(Source records):
★ ★ ★ ★

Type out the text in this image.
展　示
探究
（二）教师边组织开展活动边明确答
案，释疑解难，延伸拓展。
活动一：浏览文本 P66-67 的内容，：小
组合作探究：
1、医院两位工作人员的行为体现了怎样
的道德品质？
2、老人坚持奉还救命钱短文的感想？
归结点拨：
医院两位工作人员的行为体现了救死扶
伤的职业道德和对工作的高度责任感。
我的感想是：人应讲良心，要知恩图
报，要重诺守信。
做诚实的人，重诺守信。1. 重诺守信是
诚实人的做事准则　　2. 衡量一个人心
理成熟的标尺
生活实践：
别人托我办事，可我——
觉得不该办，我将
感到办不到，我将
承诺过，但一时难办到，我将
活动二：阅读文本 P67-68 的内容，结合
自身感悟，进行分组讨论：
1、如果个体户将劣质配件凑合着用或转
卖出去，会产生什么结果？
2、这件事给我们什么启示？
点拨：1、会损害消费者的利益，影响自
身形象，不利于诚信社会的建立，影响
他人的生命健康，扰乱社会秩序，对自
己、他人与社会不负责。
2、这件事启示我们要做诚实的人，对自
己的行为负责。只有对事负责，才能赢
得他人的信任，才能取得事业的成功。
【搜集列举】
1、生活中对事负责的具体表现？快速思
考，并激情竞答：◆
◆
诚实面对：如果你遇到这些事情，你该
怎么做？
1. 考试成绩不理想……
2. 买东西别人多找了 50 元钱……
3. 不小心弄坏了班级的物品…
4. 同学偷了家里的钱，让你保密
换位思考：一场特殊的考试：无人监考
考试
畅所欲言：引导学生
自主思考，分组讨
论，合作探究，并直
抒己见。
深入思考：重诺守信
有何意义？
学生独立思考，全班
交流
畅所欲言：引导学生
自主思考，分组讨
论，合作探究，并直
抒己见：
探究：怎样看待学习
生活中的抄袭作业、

★ ★ ★ ★

(Request): Please repeat the material above, word for word and in full.

(Answer to the exercise):
Type out the text in this image.
展　示
探究
（二）教师边组织开展活动边明确答
案，释疑解难，延伸拓展。
活动一：浏览文本 P66-67 的内容，：小
组合作探究：
1、医院两位工作人员的行为体现了怎样
的道德品质？
2、老人坚持奉还救命钱短文的感想？
归结点拨：
医院两位工作人员的行为体现了救死扶
伤的职业道德和对工作的高度责任感。
我的感想是：人应讲良心，要知恩图
报，要重诺守信。
做诚实的人，重诺守信。1. 重诺守信是
诚实人的做事准则　　2. 衡量一个人心
理成熟的标尺
生活实践：
别人托我办事，可我——
觉得不该办，我将
感到办不到，我将
承诺过，但一时难办到，我将
活动二：阅读文本 P67-68 的内容，结合
自身感悟，进行分组讨论：
1、如果个体户将劣质配件凑合着用或转
卖出去，会产生什么结果？
2、这件事给我们什么启示？
点拨：1、会损害消费者的利益，影响自
身形象，不利于诚信社会的建立，影响
他人的生命健康，扰乱社会秩序，对自
己、他人与社会不负责。
2、这件事启示我们要做诚实的人，对自
己的行为负责。只有对事负责，才能赢
得他人的信任，才能取得事业的成功。
【搜集列举】
1、生活中对事负责的具体表现？快速思
考，并激情竞答：◆
◆
诚实面对：如果你遇到这些事情，你该
怎么做？
1. 考试成绩不理想……
2. 买东西别人多找了 50 元钱……
3. 不小心弄坏了班级的物品…
4. 同学偷了家里的钱，让你保密
换位思考：一场特殊的考试：无人监考
考试
畅所欲言：引导学生
自主思考，分组讨
论，合作探究，并直
抒己见。
深入思考：重诺守信
有何意义？
学生独立思考，全班
交流
畅所欲言：引导学生
自主思考，分组讨
论，合作探究，并直
抒己见：
探究：怎样看待学习
生活中的抄袭作业、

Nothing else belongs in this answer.